* Your instructions: Print every record below exactly as written.

[Extracted data entries]
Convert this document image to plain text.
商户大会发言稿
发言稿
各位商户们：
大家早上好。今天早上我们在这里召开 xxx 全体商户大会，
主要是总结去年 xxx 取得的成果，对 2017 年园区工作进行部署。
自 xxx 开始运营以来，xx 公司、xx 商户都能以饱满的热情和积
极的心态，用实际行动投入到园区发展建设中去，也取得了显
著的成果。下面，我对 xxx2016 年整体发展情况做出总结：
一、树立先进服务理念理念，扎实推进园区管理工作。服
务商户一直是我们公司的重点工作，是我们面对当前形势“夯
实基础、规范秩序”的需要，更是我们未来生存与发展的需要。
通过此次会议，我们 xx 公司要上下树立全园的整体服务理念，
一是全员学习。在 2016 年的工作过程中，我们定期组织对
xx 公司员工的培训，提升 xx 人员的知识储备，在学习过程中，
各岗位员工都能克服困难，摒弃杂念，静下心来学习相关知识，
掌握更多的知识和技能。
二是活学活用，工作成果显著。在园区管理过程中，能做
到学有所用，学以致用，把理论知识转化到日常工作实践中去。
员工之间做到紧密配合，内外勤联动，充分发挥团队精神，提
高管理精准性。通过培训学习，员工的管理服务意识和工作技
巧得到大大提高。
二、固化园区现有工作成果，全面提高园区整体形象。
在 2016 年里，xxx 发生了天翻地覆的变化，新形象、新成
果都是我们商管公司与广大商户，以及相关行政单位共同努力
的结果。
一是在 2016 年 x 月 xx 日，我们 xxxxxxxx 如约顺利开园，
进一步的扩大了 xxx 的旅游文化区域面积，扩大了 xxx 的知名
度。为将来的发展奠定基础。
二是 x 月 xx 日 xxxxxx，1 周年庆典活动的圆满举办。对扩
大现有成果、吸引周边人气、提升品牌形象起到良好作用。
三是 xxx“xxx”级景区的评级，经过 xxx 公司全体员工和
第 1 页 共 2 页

* Final result:
Convert this document image to plain text.
商户大会发言稿
发言稿
各位商户们：
大家早上好。今天早上我们在这里召开 xxx 全体商户大会，
主要是总结去年 xxx 取得的成果，对 2017 年园区工作进行部署。
自 xxx 开始运营以来，xx 公司、xx 商户都能以饱满的热情和积
极的心态，用实际行动投入到园区发展建设中去，也取得了显
著的成果。下面，我对 xxx2016 年整体发展情况做出总结：
一、树立先进服务理念理念，扎实推进园区管理工作。服
务商户一直是我们公司的重点工作，是我们面对当前形势“夯
实基础、规范秩序”的需要，更是我们未来生存与发展的需要。
通过此次会议，我们 xx 公司要上下树立全园的整体服务理念，
一是全员学习。在 2016 年的工作过程中，我们定期组织对
xx 公司员工的培训，提升 xx 人员的知识储备，在学习过程中，
各岗位员工都能克服困难，摒弃杂念，静下心来学习相关知识，
掌握更多的知识和技能。
二是活学活用，工作成果显著。在园区管理过程中，能做
到学有所用，学以致用，把理论知识转化到日常工作实践中去。
员工之间做到紧密配合，内外勤联动，充分发挥团队精神，提
高管理精准性。通过培训学习，员工的管理服务意识和工作技
巧得到大大提高。
二、固化园区现有工作成果，全面提高园区整体形象。
在 2016 年里，xxx 发生了天翻地覆的变化，新形象、新成
果都是我们商管公司与广大商户，以及相关行政单位共同努力
的结果。
一是在 2016 年 x 月 xx 日，我们 xxxxxxxx 如约顺利开园，
进一步的扩大了 xxx 的旅游文化区域面积，扩大了 xxx 的知名
度。为将来的发展奠定基础。
二是 x 月 xx 日 xxxxxx，1 周年庆典活动的圆满举办。对扩
大现有成果、吸引周边人气、提升品牌形象起到良好作用。
三是 xxx“xxx”级景区的评级，经过 xxx 公司全体员工和
第 1 页 共 2 页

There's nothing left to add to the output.